> **Challenge**
Lines holding the string "частоты" are the ones to copy; find them all in the data.

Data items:

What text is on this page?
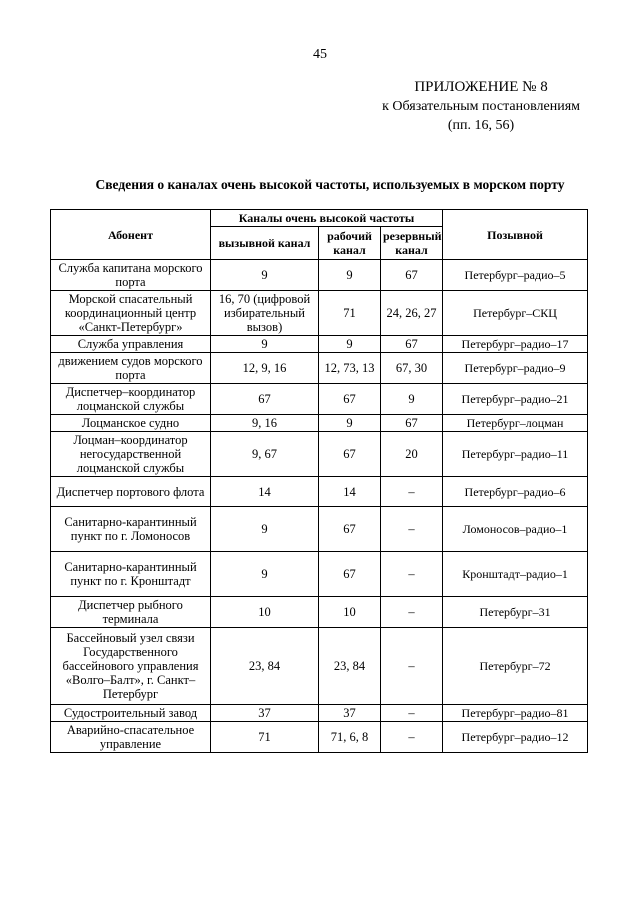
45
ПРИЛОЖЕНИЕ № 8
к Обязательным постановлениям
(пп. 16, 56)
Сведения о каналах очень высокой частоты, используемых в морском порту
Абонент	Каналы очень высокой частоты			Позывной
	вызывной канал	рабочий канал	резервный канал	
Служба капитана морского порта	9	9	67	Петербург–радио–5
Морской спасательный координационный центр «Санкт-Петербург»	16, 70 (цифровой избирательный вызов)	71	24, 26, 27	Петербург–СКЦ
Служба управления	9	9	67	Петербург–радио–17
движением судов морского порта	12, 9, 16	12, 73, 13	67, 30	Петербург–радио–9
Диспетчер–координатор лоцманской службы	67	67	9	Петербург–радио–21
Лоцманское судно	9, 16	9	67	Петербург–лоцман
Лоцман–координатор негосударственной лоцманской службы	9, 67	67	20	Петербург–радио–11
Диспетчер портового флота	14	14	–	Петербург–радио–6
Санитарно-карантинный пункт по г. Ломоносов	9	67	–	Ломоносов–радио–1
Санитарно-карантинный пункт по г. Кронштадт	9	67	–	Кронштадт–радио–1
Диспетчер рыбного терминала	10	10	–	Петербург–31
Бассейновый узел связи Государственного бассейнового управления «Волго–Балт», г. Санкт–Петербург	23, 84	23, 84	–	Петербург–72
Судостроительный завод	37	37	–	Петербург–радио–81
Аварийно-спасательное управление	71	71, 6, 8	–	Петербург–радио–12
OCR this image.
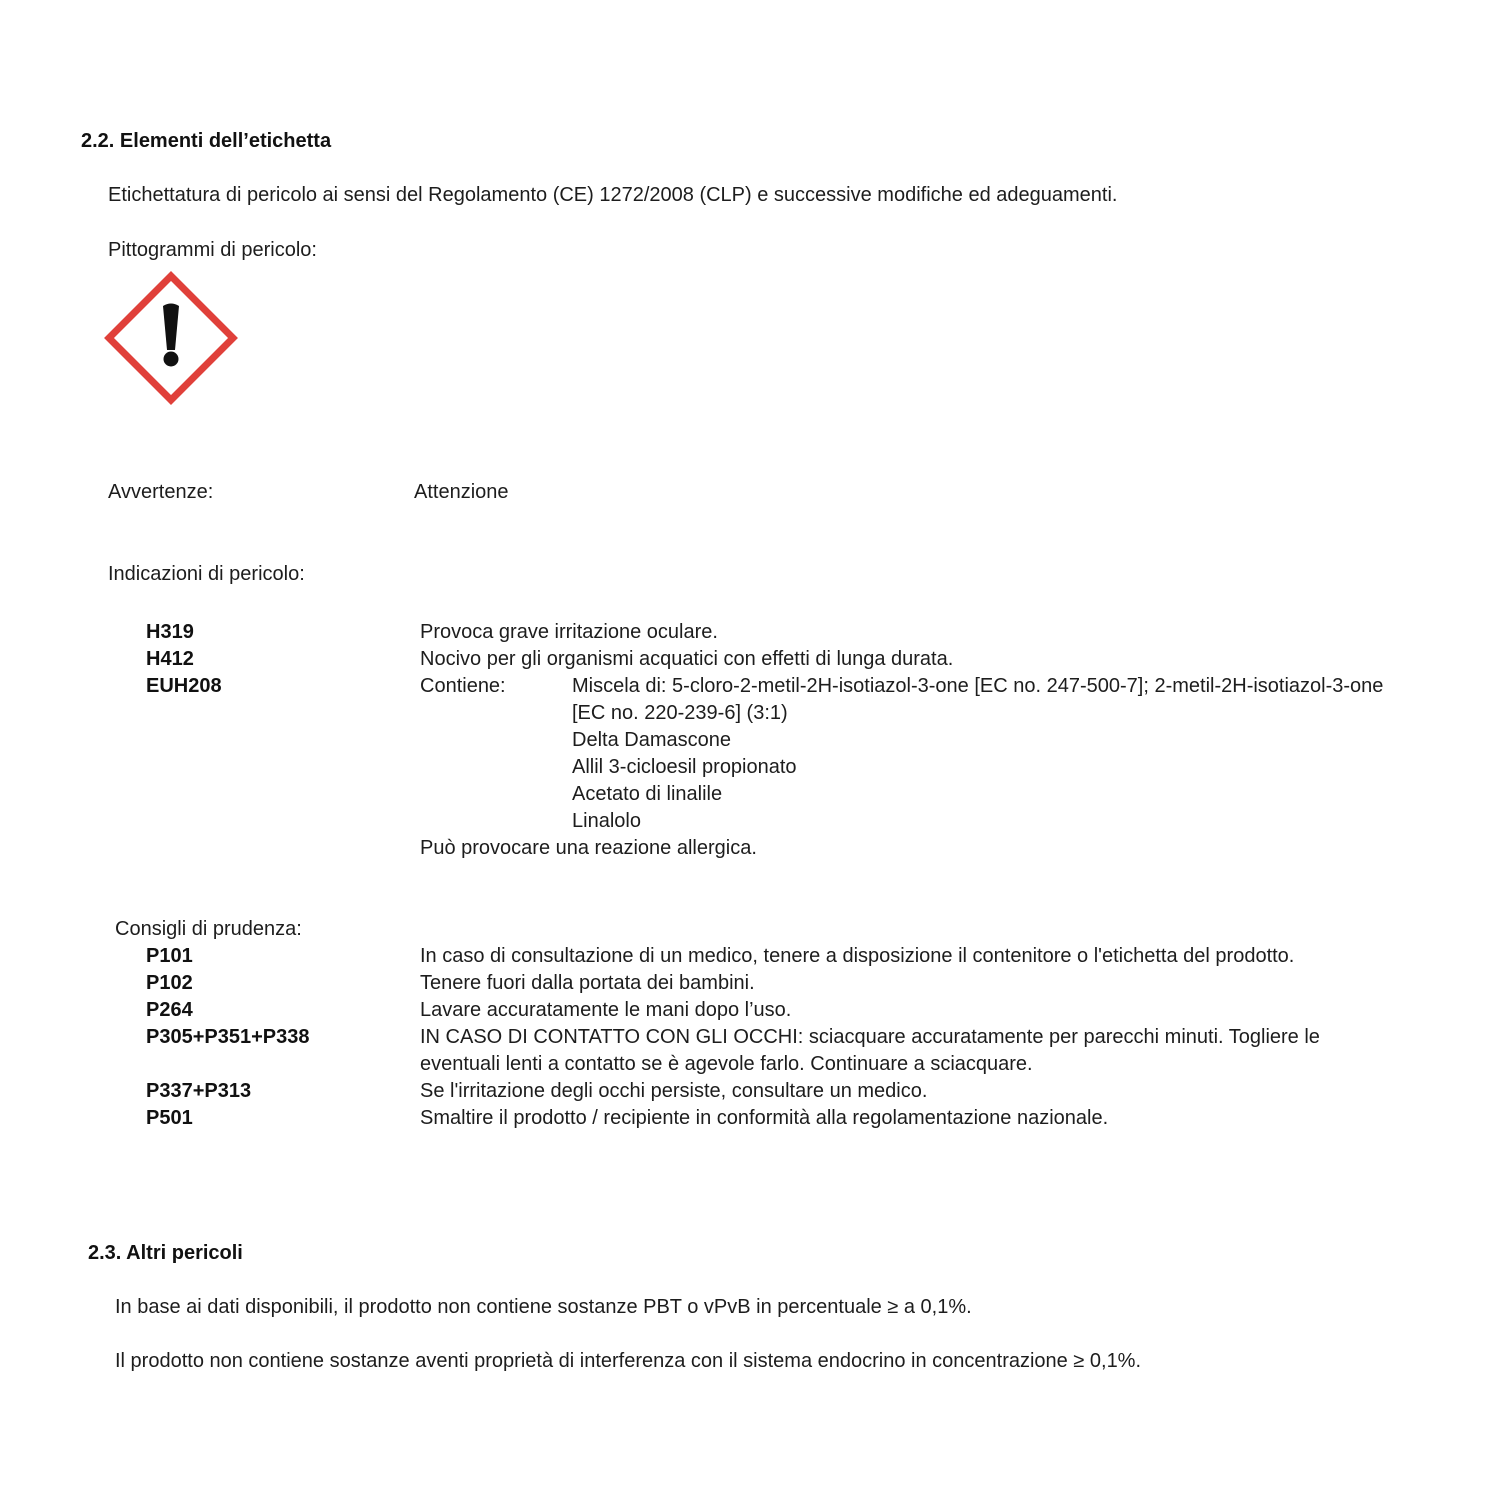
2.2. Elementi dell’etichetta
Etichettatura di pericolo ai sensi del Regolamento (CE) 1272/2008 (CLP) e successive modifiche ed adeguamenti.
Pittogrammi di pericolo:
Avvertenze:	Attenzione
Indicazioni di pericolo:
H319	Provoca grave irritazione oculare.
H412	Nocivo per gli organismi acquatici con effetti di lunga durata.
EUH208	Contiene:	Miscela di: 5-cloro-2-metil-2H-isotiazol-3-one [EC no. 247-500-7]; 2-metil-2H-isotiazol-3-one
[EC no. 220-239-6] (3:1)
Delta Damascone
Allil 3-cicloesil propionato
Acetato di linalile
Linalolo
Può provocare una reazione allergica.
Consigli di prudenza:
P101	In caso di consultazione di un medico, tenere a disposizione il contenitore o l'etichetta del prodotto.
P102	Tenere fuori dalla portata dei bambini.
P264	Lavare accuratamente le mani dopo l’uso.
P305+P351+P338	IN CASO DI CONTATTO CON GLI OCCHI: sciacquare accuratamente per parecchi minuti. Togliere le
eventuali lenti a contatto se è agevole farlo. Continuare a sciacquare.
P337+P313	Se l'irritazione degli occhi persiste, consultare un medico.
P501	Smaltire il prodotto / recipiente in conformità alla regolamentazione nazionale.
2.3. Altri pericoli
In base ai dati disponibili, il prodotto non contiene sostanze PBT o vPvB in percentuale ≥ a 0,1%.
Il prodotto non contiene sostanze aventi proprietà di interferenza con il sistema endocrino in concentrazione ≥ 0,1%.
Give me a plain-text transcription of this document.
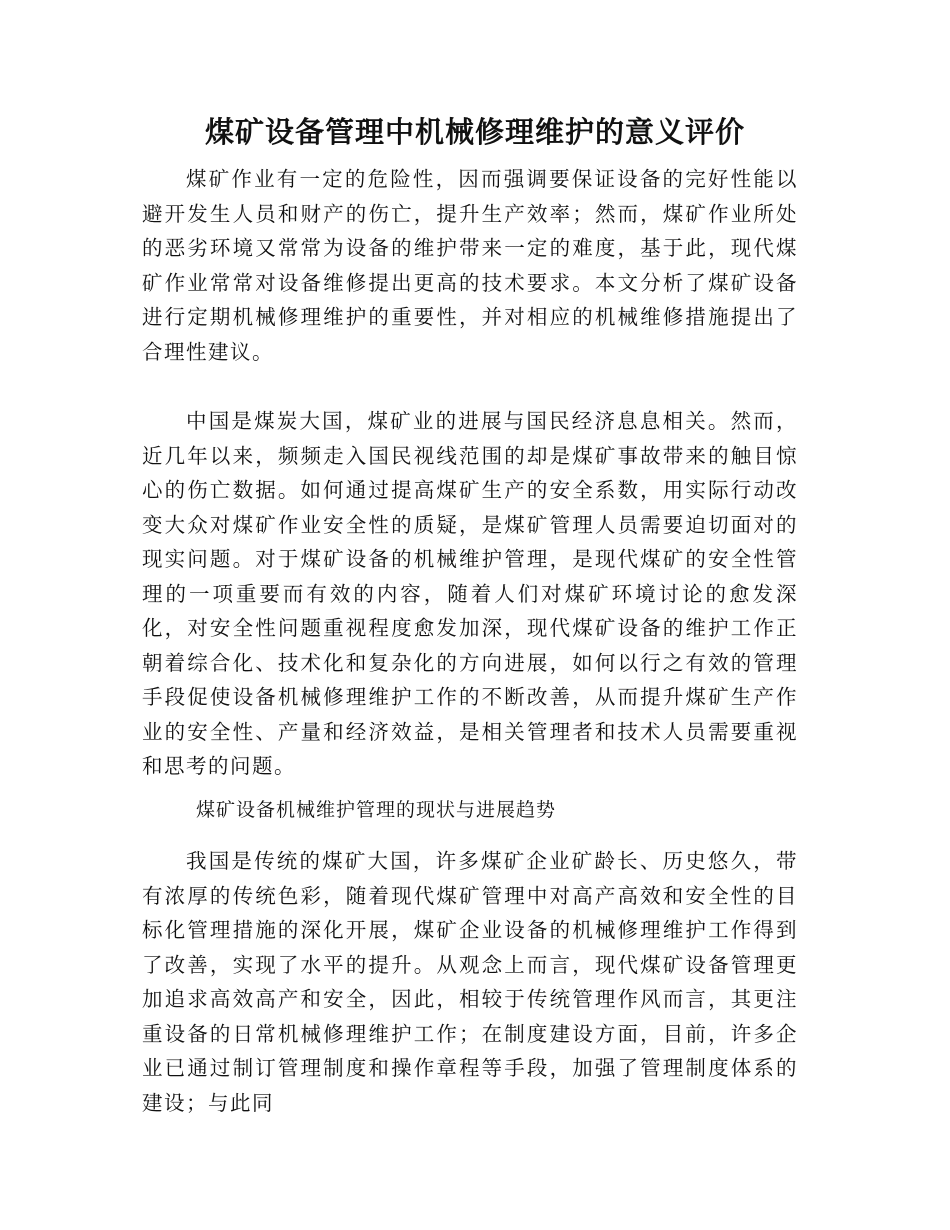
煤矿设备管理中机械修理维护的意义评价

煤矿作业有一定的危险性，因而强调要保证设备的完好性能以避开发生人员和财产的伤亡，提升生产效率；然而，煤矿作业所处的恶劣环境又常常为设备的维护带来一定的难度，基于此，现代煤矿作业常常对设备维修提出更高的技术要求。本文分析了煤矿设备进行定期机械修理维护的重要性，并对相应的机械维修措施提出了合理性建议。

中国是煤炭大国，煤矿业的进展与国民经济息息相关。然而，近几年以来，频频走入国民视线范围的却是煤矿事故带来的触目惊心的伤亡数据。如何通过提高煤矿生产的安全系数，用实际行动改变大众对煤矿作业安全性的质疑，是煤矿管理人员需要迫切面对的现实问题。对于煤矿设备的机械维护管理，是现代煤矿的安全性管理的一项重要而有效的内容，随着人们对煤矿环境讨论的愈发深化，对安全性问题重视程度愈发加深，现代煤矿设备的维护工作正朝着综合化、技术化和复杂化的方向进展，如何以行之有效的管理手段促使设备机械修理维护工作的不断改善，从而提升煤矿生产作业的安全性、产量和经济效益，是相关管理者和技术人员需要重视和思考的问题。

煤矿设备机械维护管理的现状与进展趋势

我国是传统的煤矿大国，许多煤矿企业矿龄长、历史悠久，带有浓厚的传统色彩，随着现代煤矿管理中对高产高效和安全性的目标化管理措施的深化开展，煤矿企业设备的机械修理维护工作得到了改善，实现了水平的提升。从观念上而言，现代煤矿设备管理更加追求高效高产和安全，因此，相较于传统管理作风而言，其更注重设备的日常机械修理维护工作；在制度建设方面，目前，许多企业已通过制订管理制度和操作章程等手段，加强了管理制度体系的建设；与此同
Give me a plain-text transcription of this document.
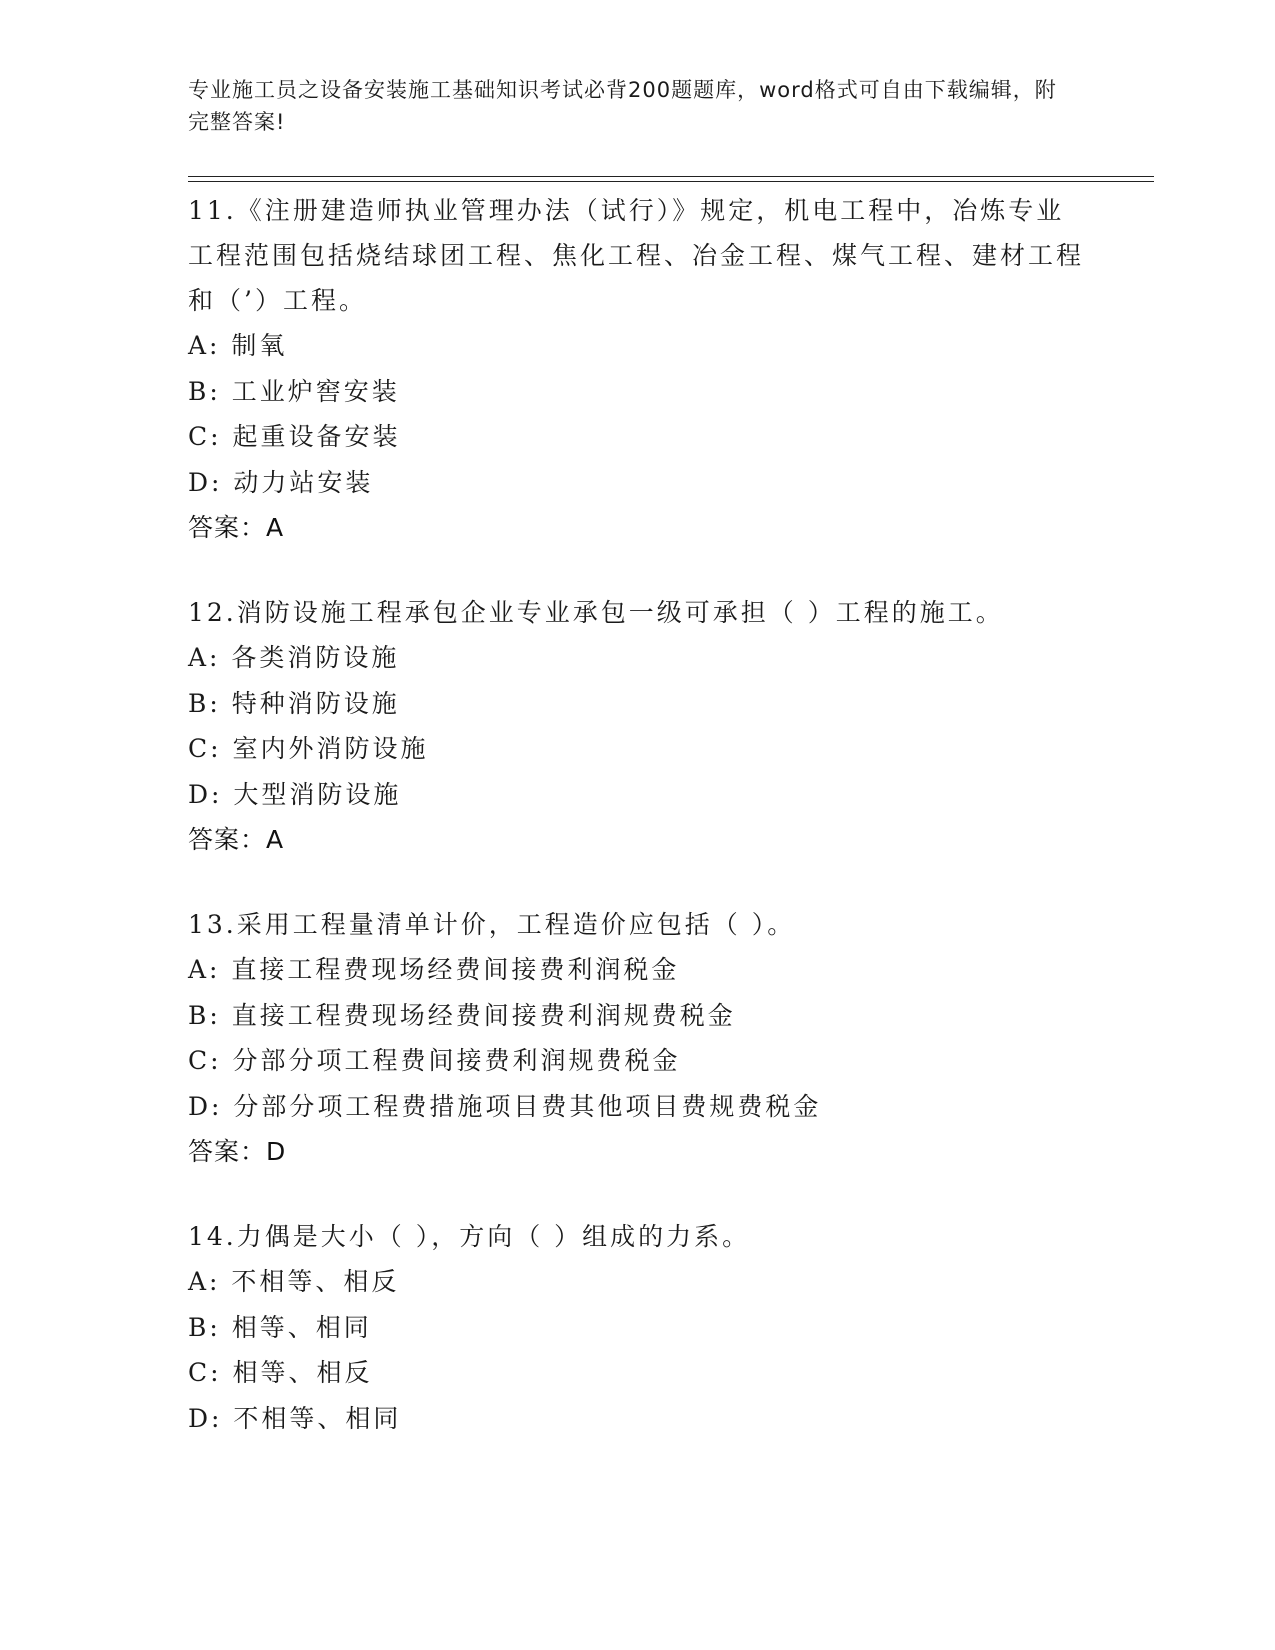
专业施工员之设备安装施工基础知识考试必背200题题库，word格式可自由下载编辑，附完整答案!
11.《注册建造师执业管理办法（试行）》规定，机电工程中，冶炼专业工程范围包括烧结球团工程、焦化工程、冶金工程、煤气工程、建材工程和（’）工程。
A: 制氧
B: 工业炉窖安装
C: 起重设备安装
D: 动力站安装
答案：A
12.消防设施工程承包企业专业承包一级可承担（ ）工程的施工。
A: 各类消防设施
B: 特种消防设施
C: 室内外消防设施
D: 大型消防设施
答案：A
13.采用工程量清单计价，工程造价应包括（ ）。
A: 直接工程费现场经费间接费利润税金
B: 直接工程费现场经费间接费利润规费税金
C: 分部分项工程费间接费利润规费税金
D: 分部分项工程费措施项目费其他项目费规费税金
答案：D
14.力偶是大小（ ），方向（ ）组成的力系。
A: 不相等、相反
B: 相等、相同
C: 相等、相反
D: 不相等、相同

> **Output of the task**
Сведения о каналах очень высокой частоты, используемых в морском порту
Абонент	Каналы очень высокой частоты			Позывной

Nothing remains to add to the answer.